#### EXTRACTED RECORDS
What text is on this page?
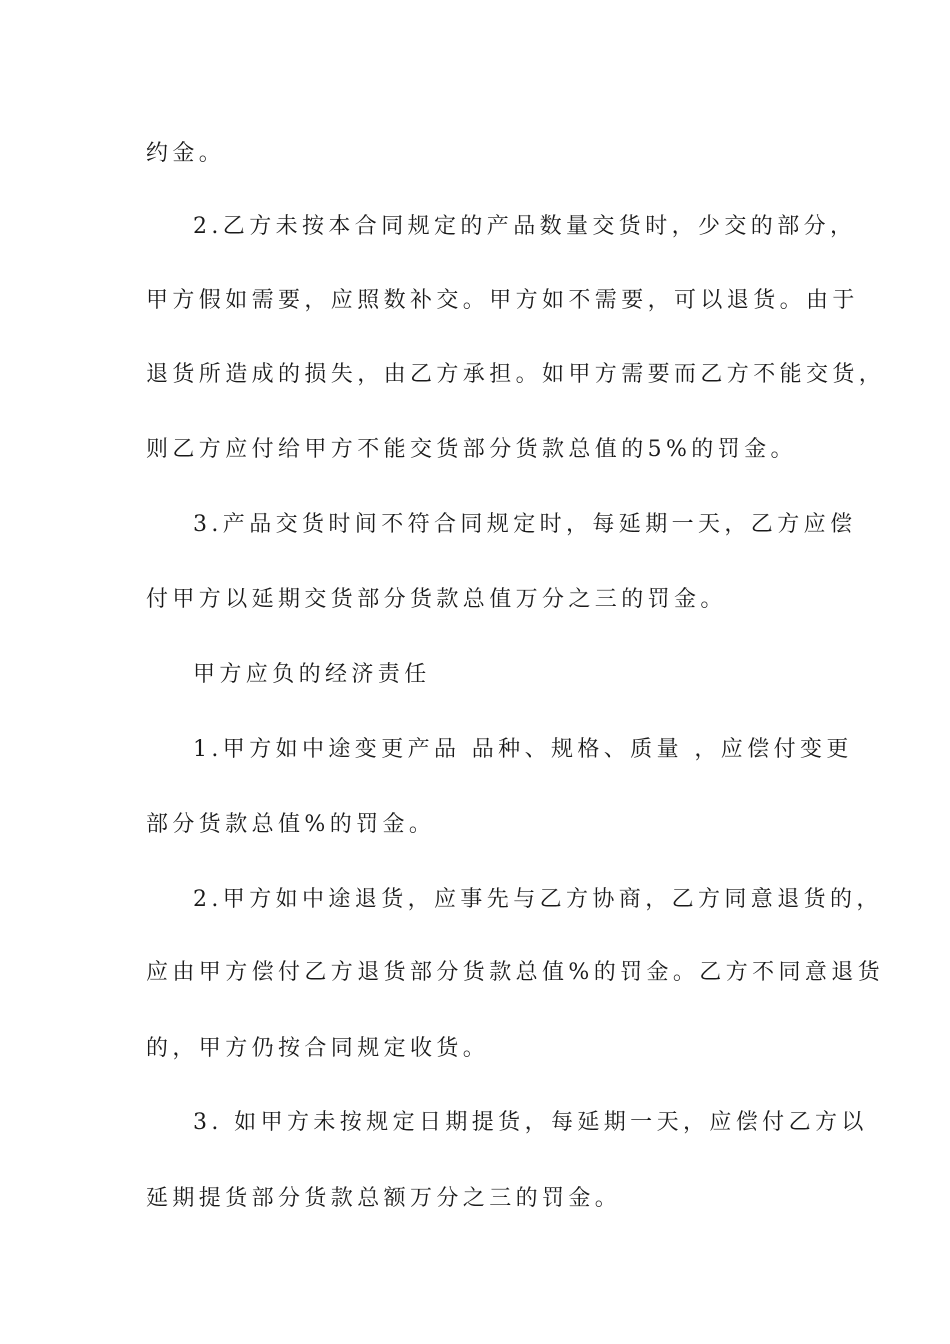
约金。
2.乙方未按本合同规定的产品数量交货时，少交的部分，
甲方假如需要，应照数补交。甲方如不需要，可以退货。由于
退货所造成的损失，由乙方承担。如甲方需要而乙方不能交货，
则乙方应付给甲方不能交货部分货款总值的5%的罚金。
3.产品交货时间不符合同规定时，每延期一天，乙方应偿
付甲方以延期交货部分货款总值万分之三的罚金。
甲方应负的经济责任
1.甲方如中途变更产品 品种、规格、质量 ，应偿付变更
部分货款总值%的罚金。
2.甲方如中途退货，应事先与乙方协商，乙方同意退货的，
应由甲方偿付乙方退货部分货款总值%的罚金。乙方不同意退货
的，甲方仍按合同规定收货。
3. 如甲方未按规定日期提货，每延期一天，应偿付乙方以
延期提货部分货款总额万分之三的罚金。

#### THE PROBLEM
Make an exact copy of every entry above, minus the images.

#### OUTPUT FOR THIS EXERCISE
What text is on this page?
约金。
2.乙方未按本合同规定的产品数量交货时，少交的部分，
甲方假如需要，应照数补交。甲方如不需要，可以退货。由于
退货所造成的损失，由乙方承担。如甲方需要而乙方不能交货，
则乙方应付给甲方不能交货部分货款总值的5%的罚金。
3.产品交货时间不符合同规定时，每延期一天，乙方应偿
付甲方以延期交货部分货款总值万分之三的罚金。
甲方应负的经济责任
1.甲方如中途变更产品 品种、规格、质量 ，应偿付变更
部分货款总值%的罚金。
2.甲方如中途退货，应事先与乙方协商，乙方同意退货的，
应由甲方偿付乙方退货部分货款总值%的罚金。乙方不同意退货
的，甲方仍按合同规定收货。
3. 如甲方未按规定日期提货，每延期一天，应偿付乙方以
延期提货部分货款总额万分之三的罚金。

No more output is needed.